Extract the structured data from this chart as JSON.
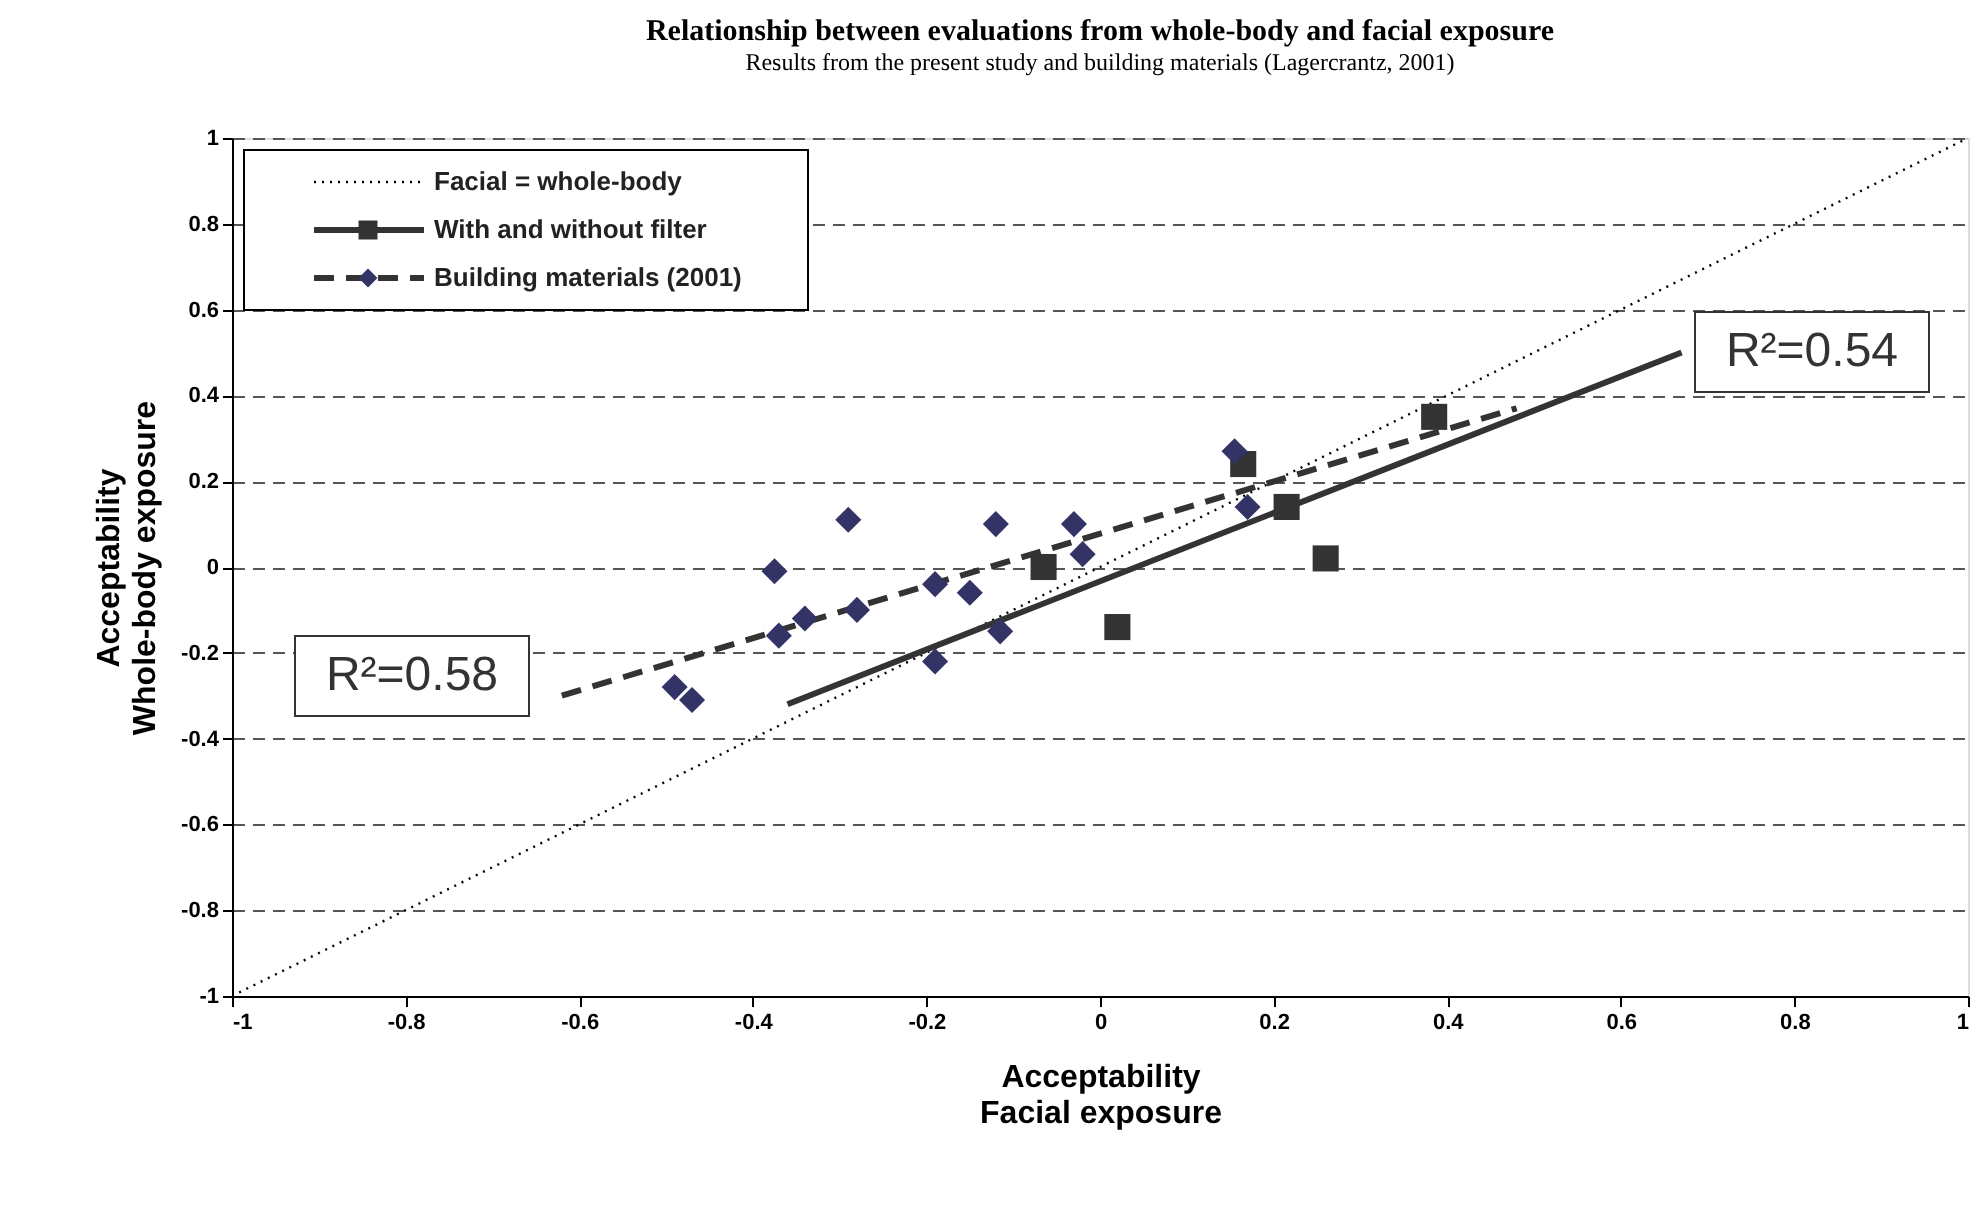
{
  "chart_data": {
    "type": "scatter",
    "title": "Relationship between evaluations from whole-body and facial exposure",
    "subtitle": "Results from the present study and building materials (Lagercrantz, 2001)",
    "xlabel": "Acceptability\nFacial exposure",
    "ylabel": "Acceptability\nWhole-body exposure",
    "xlim": [
      -1,
      1
    ],
    "xticks": [
      -1,
      -0.8,
      -0.6,
      -0.4,
      -0.2,
      0,
      0.2,
      0.4,
      0.6,
      0.8,
      1
    ],
    "ylim": [
      -1,
      1
    ],
    "yticks": [
      -1,
      -0.8,
      -0.6,
      -0.4,
      -0.2,
      0,
      0.2,
      0.4,
      0.6,
      0.8,
      1
    ],
    "grid": "y",
    "legend": "top left",
    "series": [
      {
        "name": "Facial = whole-body",
        "type": "line",
        "line_style": "dotted",
        "marker": "none",
        "color": "#000000",
        "x": [
          -1,
          1
        ],
        "values": [
          -1,
          1
        ]
      },
      {
        "name": "With and without filter",
        "marker": "square",
        "color": "#333333",
        "x": [
          -0.065,
          0.02,
          0.165,
          0.215,
          0.26,
          0.385
        ],
        "values": [
          0.0,
          -0.14,
          0.24,
          0.14,
          0.02,
          0.35
        ]
      },
      {
        "type": "line",
        "line_style": "solid",
        "marker": "none",
        "color": "#333333",
        "x": [
          -0.36,
          0.67
        ],
        "values": [
          -0.32,
          0.5
        ]
      },
      {
        "name": "Building materials (2001)",
        "marker": "diamond",
        "color": "#333366",
        "x": [
          -0.49,
          -0.47,
          -0.375,
          -0.37,
          -0.34,
          -0.29,
          -0.28,
          -0.19,
          -0.19,
          -0.15,
          -0.12,
          -0.115,
          -0.03,
          -0.02,
          0.155,
          0.17
        ],
        "values": [
          -0.28,
          -0.31,
          -0.01,
          -0.16,
          -0.12,
          0.11,
          -0.1,
          -0.22,
          -0.04,
          -0.06,
          0.1,
          -0.15,
          0.1,
          0.03,
          0.27,
          0.14
        ]
      },
      {
        "type": "line",
        "line_style": "dashed",
        "marker": "none",
        "color": "#333333",
        "x": [
          -0.62,
          0.48
        ],
        "values": [
          -0.3,
          0.37
        ]
      }
    ],
    "annotations": [
      "R²=0.58",
      "R²=0.54"
    ]
  }
}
◇ ◇ ◇
◆ **Instructions for the task**:
Filter the records above for "Acceptability" and copy every matching line.

◆ **Expected answer**:
    "xlabel": "Acceptability\nFacial exposure",
    "ylabel": "Acceptability\nWhole-body exposure",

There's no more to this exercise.